Page excerpt
WEDNESDAY, NOVEMBER 14

  • TIME MIGRATION IN THE OIL INDUSTRY
    Chair: Ray Paden, IBM
    Time: 3:30-5:00 PM

    Scalability Analysis of Distributed 3D Prestack Time Migration
    Kevin Hellman, Aliant Geophysical

    3D prestack time migration is a seismic imaging application which is well suited for parallel computation in distributed memory clustered computer environments. The basic algorithm involves data aggregation at a volume of output locations, using (potentially) all of the input data at each of these output locations. Parallelization may be designed in either output or input domains. Since the majority of the processing time is spent in the summation kernel, time migration is often thought of as "embarrassingly" parallel, and not much importance is attached to the parallelization scheme. For seismic surveys of actual exploration size, however, the details of parallelization can have a dramatic impact on the scalability, and hence the runtime, of prestack time migration. Simple timing models for three common approaches to parallelization will be introduced which characterize the total throughput time and parallel efficiency of the process with respect to machine size, cpu performance, and speed of data movement. The turnaround time of production sized jobs turns out to be highly dependent on the choice of parallel algorithm, and the choice itself will change with the parameters of the project.

    Computational Elements, Requirements and Tradeoffs for Imaging Normal-Incidence Seismic Data
    Jim McClean, PGS Research
    Authors: Jim McClean and Steve Kelly, PGS Research

    Exploration seismic recordings are often processed to simulate an experiment in which the source and receiver are coincident at the same surface location. We outline an algorithm for imaging preprocessed recordings of this type using an approximate form of the scalar wave equation. This outline will consist of a description of the various approximations used to reduce the computional cost while retaining acceptable accuracy.

    In general, huge datasets are handled with this method. Additional constraints include available disk and memory capacities, I/O speed and the underlying computational requirements of the algorithm. We discuss the impact of these constraints upon our processing methodology.

    We also comment on the style of parallelization that is most effective for the algorithm, as well as its scalability.

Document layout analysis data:
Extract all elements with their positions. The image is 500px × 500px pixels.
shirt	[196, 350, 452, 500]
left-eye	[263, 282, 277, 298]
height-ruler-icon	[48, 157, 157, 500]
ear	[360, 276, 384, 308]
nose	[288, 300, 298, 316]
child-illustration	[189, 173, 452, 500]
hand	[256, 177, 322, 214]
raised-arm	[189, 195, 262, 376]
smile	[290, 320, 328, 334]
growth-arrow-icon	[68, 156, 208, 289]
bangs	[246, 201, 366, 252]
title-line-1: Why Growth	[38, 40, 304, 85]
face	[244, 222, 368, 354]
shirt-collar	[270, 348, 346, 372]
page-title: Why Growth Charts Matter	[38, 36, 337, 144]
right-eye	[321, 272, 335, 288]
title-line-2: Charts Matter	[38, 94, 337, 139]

Set of tasks
1. Please print the session listing between "In general, huge" and "our processing methodology.", inclusive.
2. Name every person mentioned in the session listing.
The entries have nothing to do with the session listing.

Answers per task
1.
In general, huge datasets are handled with this method. Additional constraints include available disk and memory capacities, I/O speed and the underlying computational requirements of the algorithm. We discuss the impact of these constraints upon our processing methodology.

2.
Ray Paden
Kevin Hellman
Jim McClean
Steve Kelly